(begin)

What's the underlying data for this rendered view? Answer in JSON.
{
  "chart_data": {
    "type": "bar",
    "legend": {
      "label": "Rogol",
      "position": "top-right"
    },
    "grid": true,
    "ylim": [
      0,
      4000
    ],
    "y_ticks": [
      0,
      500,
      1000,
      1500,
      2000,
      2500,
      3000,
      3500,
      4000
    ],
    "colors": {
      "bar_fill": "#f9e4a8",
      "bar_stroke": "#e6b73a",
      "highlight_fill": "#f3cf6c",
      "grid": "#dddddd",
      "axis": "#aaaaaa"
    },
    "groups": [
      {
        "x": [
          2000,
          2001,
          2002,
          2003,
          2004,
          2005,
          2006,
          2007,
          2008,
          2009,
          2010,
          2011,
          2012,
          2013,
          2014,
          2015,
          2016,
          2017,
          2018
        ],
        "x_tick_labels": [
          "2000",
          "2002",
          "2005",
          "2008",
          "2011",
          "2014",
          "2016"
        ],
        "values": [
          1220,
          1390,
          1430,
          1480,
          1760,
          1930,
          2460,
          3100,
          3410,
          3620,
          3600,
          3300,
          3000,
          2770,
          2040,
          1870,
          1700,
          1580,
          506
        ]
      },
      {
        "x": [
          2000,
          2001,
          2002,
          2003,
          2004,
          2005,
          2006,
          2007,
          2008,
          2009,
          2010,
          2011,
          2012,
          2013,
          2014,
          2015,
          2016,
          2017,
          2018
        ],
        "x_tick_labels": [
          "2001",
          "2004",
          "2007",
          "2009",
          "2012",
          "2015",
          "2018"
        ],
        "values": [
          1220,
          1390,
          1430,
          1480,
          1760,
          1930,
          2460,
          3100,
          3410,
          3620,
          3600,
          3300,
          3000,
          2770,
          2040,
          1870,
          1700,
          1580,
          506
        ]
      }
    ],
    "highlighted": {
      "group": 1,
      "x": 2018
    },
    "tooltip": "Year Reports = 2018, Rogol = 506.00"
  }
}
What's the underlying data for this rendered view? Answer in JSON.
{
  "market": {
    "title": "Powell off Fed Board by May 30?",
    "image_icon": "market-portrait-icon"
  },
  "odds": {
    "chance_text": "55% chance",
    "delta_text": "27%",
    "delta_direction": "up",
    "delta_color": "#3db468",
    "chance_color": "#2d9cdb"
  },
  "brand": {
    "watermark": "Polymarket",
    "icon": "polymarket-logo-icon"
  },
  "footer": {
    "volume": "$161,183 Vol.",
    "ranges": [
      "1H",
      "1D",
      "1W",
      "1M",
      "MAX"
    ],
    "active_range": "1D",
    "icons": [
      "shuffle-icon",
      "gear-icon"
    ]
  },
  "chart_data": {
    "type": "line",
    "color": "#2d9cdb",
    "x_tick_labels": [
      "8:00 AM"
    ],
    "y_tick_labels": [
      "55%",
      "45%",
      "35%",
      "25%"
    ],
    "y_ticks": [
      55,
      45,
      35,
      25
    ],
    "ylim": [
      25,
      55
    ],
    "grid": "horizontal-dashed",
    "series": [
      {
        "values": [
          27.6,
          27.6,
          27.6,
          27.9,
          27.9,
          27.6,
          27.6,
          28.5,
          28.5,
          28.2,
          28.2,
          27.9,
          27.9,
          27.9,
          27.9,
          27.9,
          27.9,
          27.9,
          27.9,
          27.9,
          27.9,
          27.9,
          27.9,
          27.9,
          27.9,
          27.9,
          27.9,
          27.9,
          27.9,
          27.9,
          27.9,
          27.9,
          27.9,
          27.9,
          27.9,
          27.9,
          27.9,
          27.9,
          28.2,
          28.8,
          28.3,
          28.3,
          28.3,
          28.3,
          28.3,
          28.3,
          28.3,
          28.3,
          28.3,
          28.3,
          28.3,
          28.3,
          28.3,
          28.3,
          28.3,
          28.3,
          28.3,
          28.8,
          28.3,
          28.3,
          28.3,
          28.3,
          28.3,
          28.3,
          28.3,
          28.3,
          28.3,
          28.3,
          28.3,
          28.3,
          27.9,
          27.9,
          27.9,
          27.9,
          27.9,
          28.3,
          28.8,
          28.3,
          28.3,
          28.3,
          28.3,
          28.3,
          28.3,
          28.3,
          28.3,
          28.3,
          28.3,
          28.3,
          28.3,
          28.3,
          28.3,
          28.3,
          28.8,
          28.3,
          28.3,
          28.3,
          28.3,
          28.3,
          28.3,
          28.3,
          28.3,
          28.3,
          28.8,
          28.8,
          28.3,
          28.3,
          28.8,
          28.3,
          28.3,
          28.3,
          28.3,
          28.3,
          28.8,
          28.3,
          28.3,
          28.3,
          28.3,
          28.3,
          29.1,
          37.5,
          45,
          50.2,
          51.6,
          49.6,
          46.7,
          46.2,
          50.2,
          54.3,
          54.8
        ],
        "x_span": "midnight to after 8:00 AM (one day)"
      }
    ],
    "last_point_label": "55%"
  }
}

(end)

Task to carry out
Search the records for the word "grid", then list every line that has it.

Final result
    "grid": true,
      "grid": "#dddddd",
    "grid": "horizontal-dashed",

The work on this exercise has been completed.